A verbatim copy of the records is required, with all pictures left out.

## BEGIN

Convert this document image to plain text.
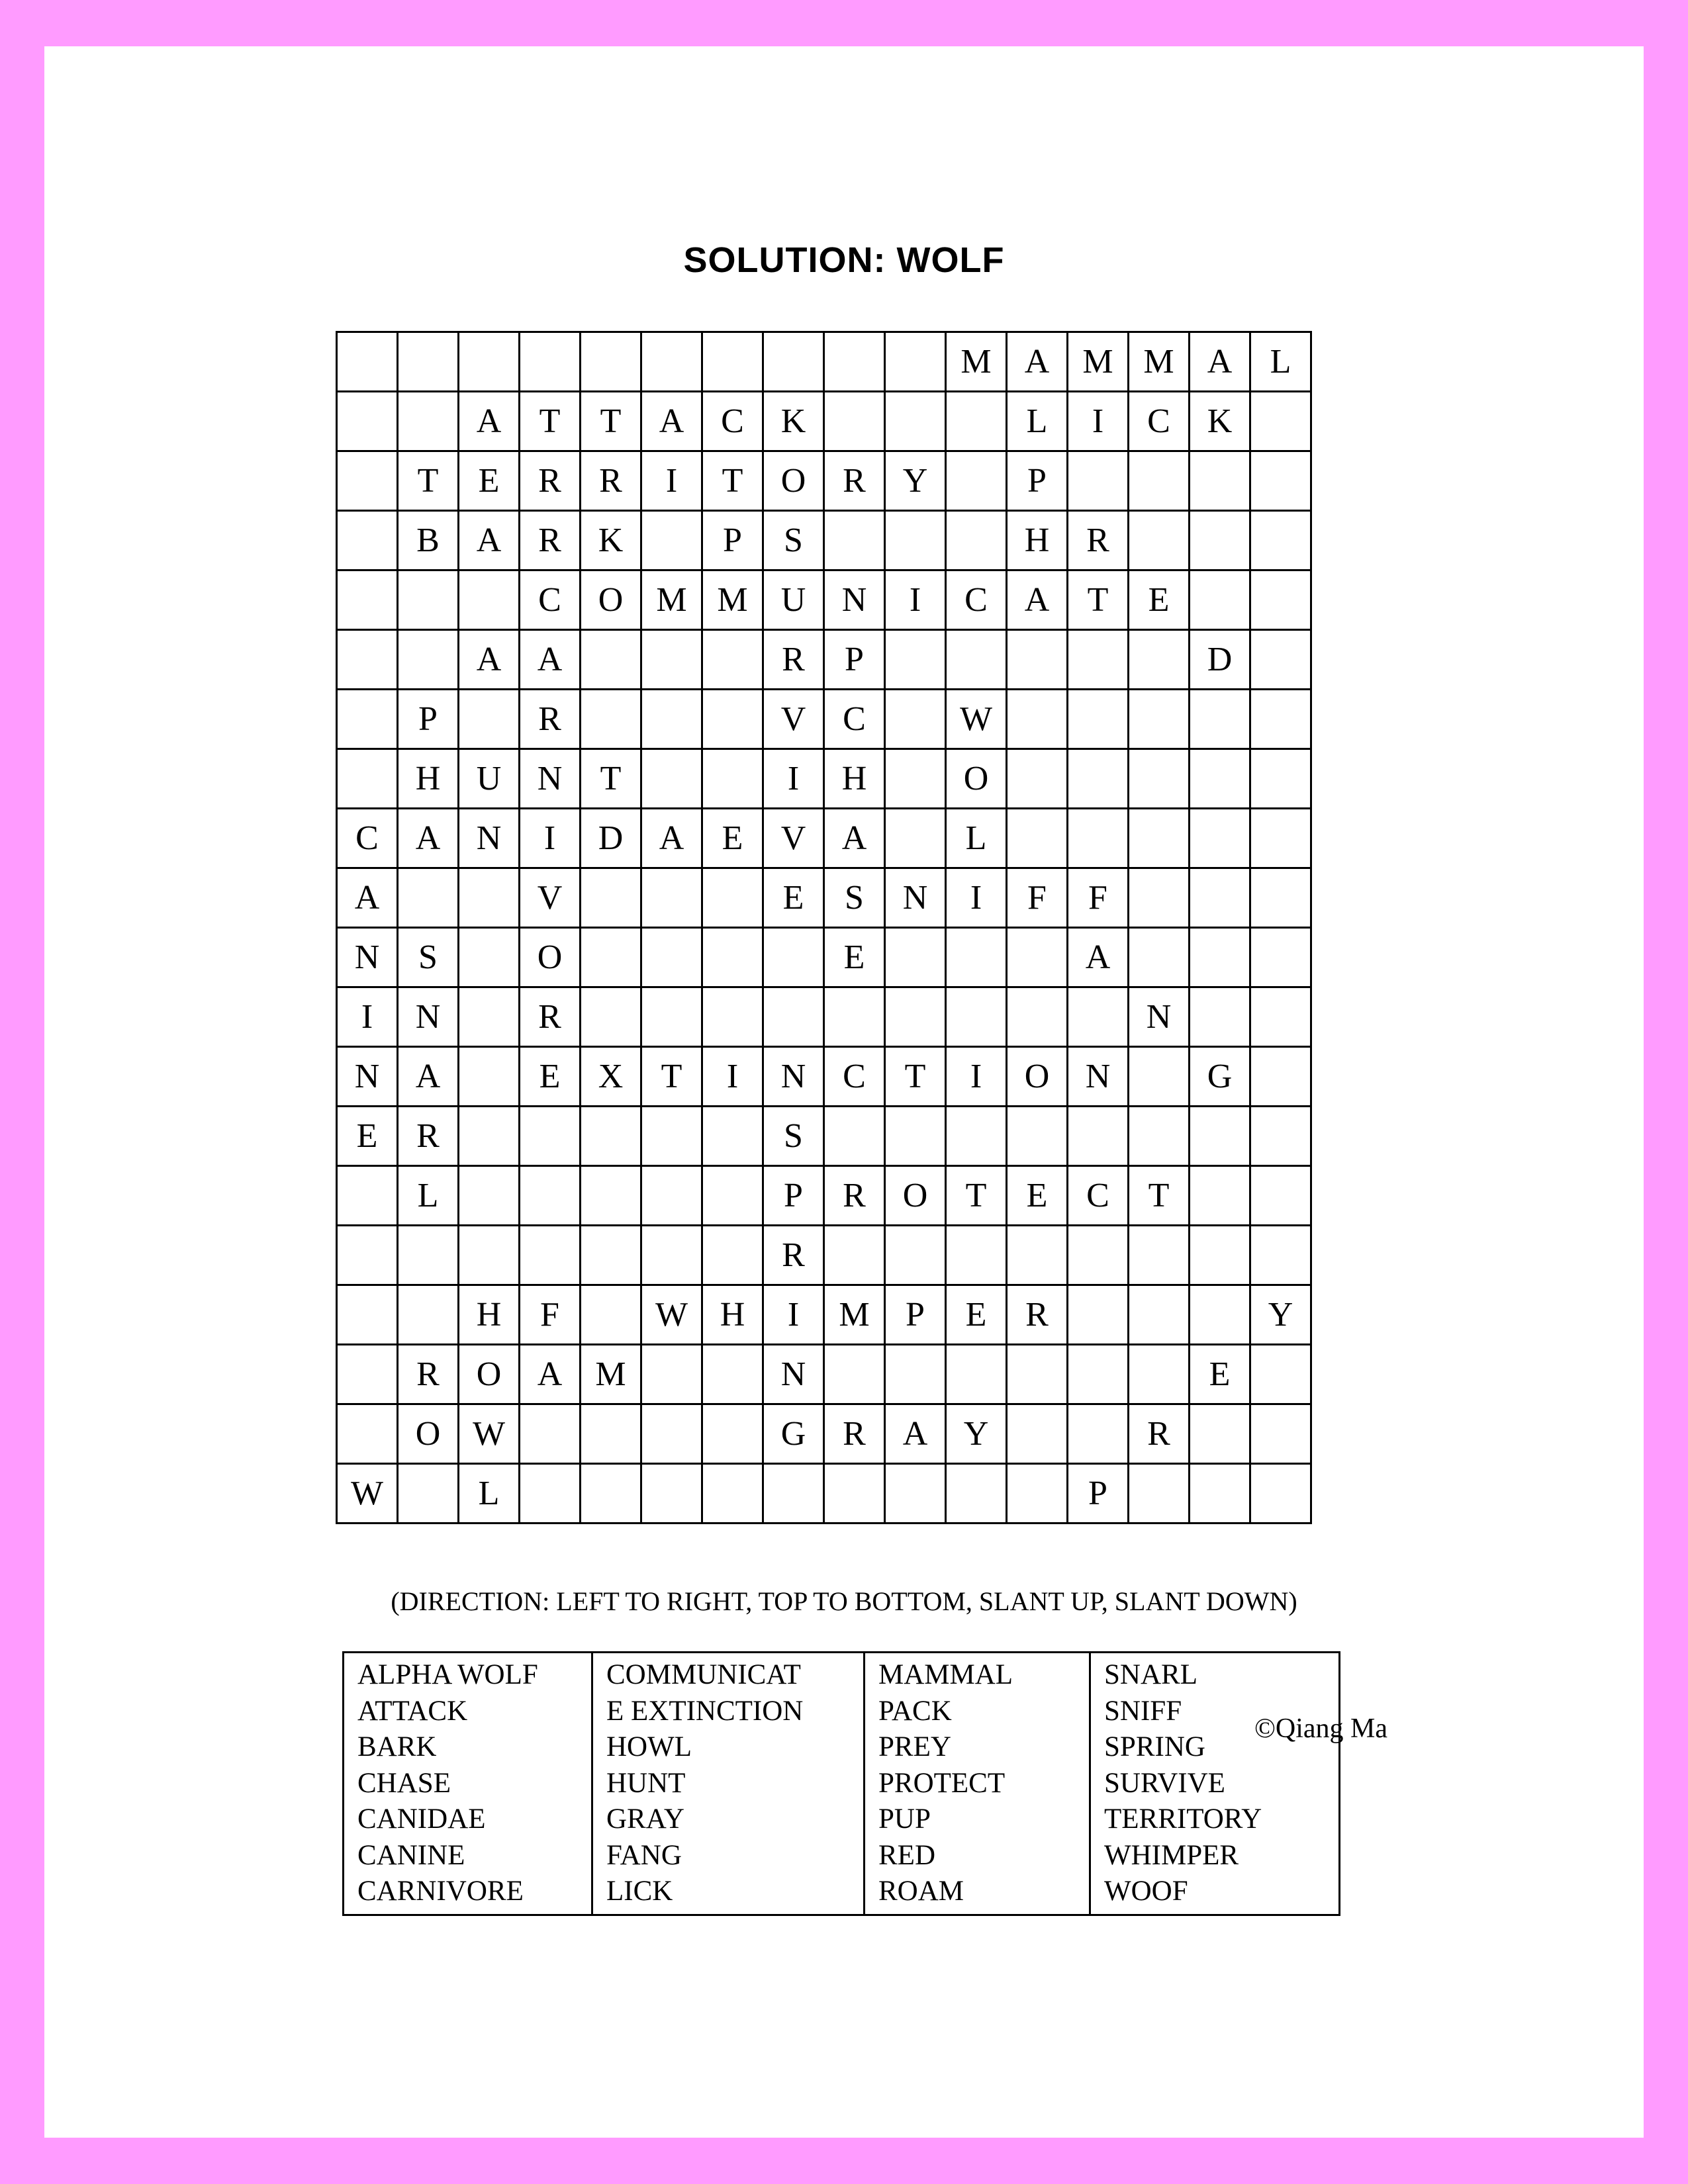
SOLUTION: WOLF
										M	A	M	M	A	L
		A	T	T	A	C	K				L	I	C	K	
	T	E	R	R	I	T	O	R	Y		P				
	B	A	R	K		P	S				H	R			
			C	O	M	M	U	N	I	C	A	T	E		
		A	A				R	P						D	
	P		R				V	C		W					
	H	U	N	T			I	H		O					
C	A	N	I	D	A	E	V	A		L					
A			V				E	S	N	I	F	F			
N	S		O					E				A			
I	N		R										N		
N	A		E	X	T	I	N	C	T	I	O	N		G	
E	R						S								
	L						P	R	O	T	E	C	T		
							R								
		H	F		W	H	I	M	P	E	R				Y
	R	O	A	M			N							E	
	O	W					G	R	A	Y			R		
W		L										P			
(DIRECTION: LEFT TO RIGHT, TOP TO BOTTOM, SLANT UP, SLANT DOWN)
ALPHA WOLF
ATTACK
BARK
CHASE
CANIDAE
CANINE
CARNIVORE

COMMUNICAT
E EXTINCTION
HOWL
HUNT
GRAY
FANG
LICK

MAMMAL
PACK
PREY
PROTECT
PUP
RED
ROAM

SNARL
SNIFF
SPRING
SURVIVE
TERRITORY
WHIMPER
WOOF
©Qiang Ma
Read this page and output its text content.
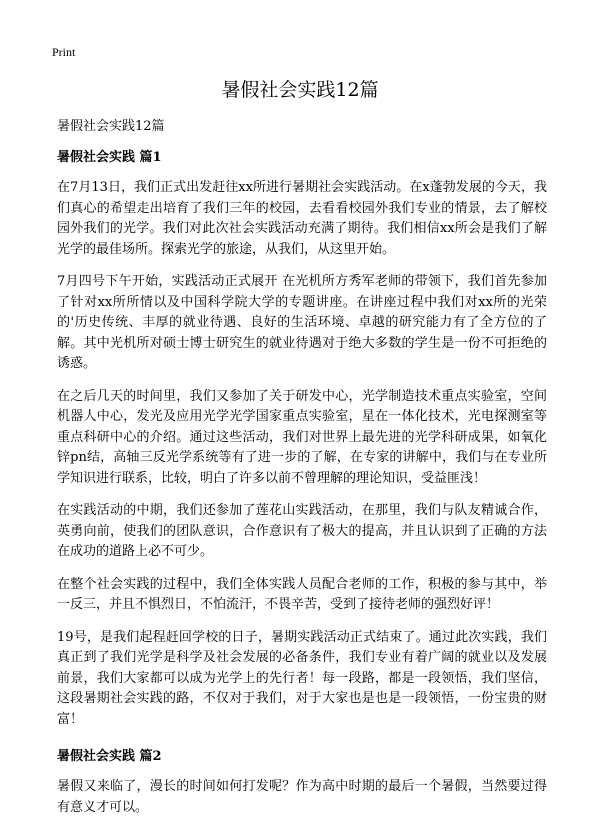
Print
暑假社会实践12篇

暑假社会实践12篇

暑假社会实践 篇1

在7月13日，我们正式出发赶往xx所进行暑期社会实践活动。在x蓬勃发展的今天，我们真心的希望走出培育了我们三年的校园，去看看校园外我们专业的情景，去了解校园外我们的光学。我们对此次社会实践活动充满了期待。我们相信xx所会是我们了解光学的最佳场所。探索光学的旅途，从我们，从这里开始。

7月四号下午开始，实践活动正式展开 在光机所方秀军老师的带领下，我们首先参加了针对xx所所情以及中国科学院大学的专题讲座。在讲座过程中我们对xx所的光荣的'历史传统、丰厚的就业待遇、良好的生活环境、卓越的研究能力有了全方位的了解。其中光机所对硕士博士研究生的就业待遇对于绝大多数的学生是一份不可拒绝的诱惑。

在之后几天的时间里，我们又参加了关于研发中心，光学制造技术重点实验室，空间机器人中心，发光及应用光学光学国家重点实验室，星在一体化技术，光电探测室等重点科研中心的介绍。通过这些活动，我们对世界上最先进的光学科研成果，如氧化锌pn结，高轴三反光学系统等有了进一步的了解，在专家的讲解中，我们与在专业所学知识进行联系，比较，明白了许多以前不曾理解的理论知识，受益匪浅！

在实践活动的中期，我们还参加了莲花山实践活动，在那里，我们与队友精诚合作，英勇向前，使我们的团队意识，合作意识有了极大的提高，并且认识到了正确的方法在成功的道路上必不可少。

在整个社会实践的过程中，我们全体实践人员配合老师的工作，积极的参与其中，举一反三，并且不惧烈日，不怕流汗，不畏辛苦，受到了接待老师的强烈好评！

19号，是我们起程赶回学校的日子，暑期实践活动正式结束了。通过此次实践，我们真正到了我们光学是科学及社会发展的必备条件，我们专业有着广阔的就业以及发展前景，我们大家都可以成为光学上的先行者！每一段路，都是一段领悟，我们坚信，这段暑期社会实践的路，不仅对于我们，对于大家也是也是一段领悟，一份宝贵的财富！

暑假社会实践 篇2

暑假又来临了，漫长的时间如何打发呢？作为高中时期的最后一个暑假，当然要过得有意义才可以。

## END

§ FINAL ANSWER:
Convert this document image to plain text.
SOLUTION: WOLF
										M	A	M	M	A	L
		A	T	T	A	C	K				L	I	C	K	
	T	E	R	R	I	T	O	R	Y		P				
	B	A	R	K		P	S				H	R			
			C	O	M	M	U	N	I	C	A	T	E		
		A	A				R	P						D	
	P		R				V	C		W					
	H	U	N	T			I	H		O					
C	A	N	I	D	A	E	V	A		L					
A			V				E	S	N	I	F	F			
N	S		O					E				A			
I	N		R										N		
N	A		E	X	T	I	N	C	T	I	O	N		G	
E	R						S								
	L						P	R	O	T	E	C	T		
							R								
		H	F		W	H	I	M	P	E	R				Y
	R	O	A	M			N							E	
	O	W					G	R	A	Y			R		
W		L										P			
(DIRECTION: LEFT TO RIGHT, TOP TO BOTTOM, SLANT UP, SLANT DOWN)
ALPHA WOLF
ATTACK
BARK
CHASE
CANIDAE
CANINE
CARNIVORE

COMMUNICAT
E EXTINCTION
HOWL
HUNT
GRAY
FANG
LICK

MAMMAL
PACK
PREY
PROTECT
PUP
RED
ROAM

SNARL
SNIFF
SPRING
SURVIVE
TERRITORY
WHIMPER
WOOF
©Qiang Ma
Read this page and output its text content.
Print
暑假社会实践12篇

暑假社会实践12篇

暑假社会实践 篇1

在7月13日，我们正式出发赶往xx所进行暑期社会实践活动。在x蓬勃发展的今天，我们真心的希望走出培育了我们三年的校园，去看看校园外我们专业的情景，去了解校园外我们的光学。我们对此次社会实践活动充满了期待。我们相信xx所会是我们了解光学的最佳场所。探索光学的旅途，从我们，从这里开始。

7月四号下午开始，实践活动正式展开 在光机所方秀军老师的带领下，我们首先参加了针对xx所所情以及中国科学院大学的专题讲座。在讲座过程中我们对xx所的光荣的'历史传统、丰厚的就业待遇、良好的生活环境、卓越的研究能力有了全方位的了解。其中光机所对硕士博士研究生的就业待遇对于绝大多数的学生是一份不可拒绝的诱惑。

在之后几天的时间里，我们又参加了关于研发中心，光学制造技术重点实验室，空间机器人中心，发光及应用光学光学国家重点实验室，星在一体化技术，光电探测室等重点科研中心的介绍。通过这些活动，我们对世界上最先进的光学科研成果，如氧化锌pn结，高轴三反光学系统等有了进一步的了解，在专家的讲解中，我们与在专业所学知识进行联系，比较，明白了许多以前不曾理解的理论知识，受益匪浅！

在实践活动的中期，我们还参加了莲花山实践活动，在那里，我们与队友精诚合作，英勇向前，使我们的团队意识，合作意识有了极大的提高，并且认识到了正确的方法在成功的道路上必不可少。

在整个社会实践的过程中，我们全体实践人员配合老师的工作，积极的参与其中，举一反三，并且不惧烈日，不怕流汗，不畏辛苦，受到了接待老师的强烈好评！

19号，是我们起程赶回学校的日子，暑期实践活动正式结束了。通过此次实践，我们真正到了我们光学是科学及社会发展的必备条件，我们专业有着广阔的就业以及发展前景，我们大家都可以成为光学上的先行者！每一段路，都是一段领悟，我们坚信，这段暑期社会实践的路，不仅对于我们，对于大家也是也是一段领悟，一份宝贵的财富！

暑假社会实践 篇2

暑假又来临了，漫长的时间如何打发呢？作为高中时期的最后一个暑假，当然要过得有意义才可以。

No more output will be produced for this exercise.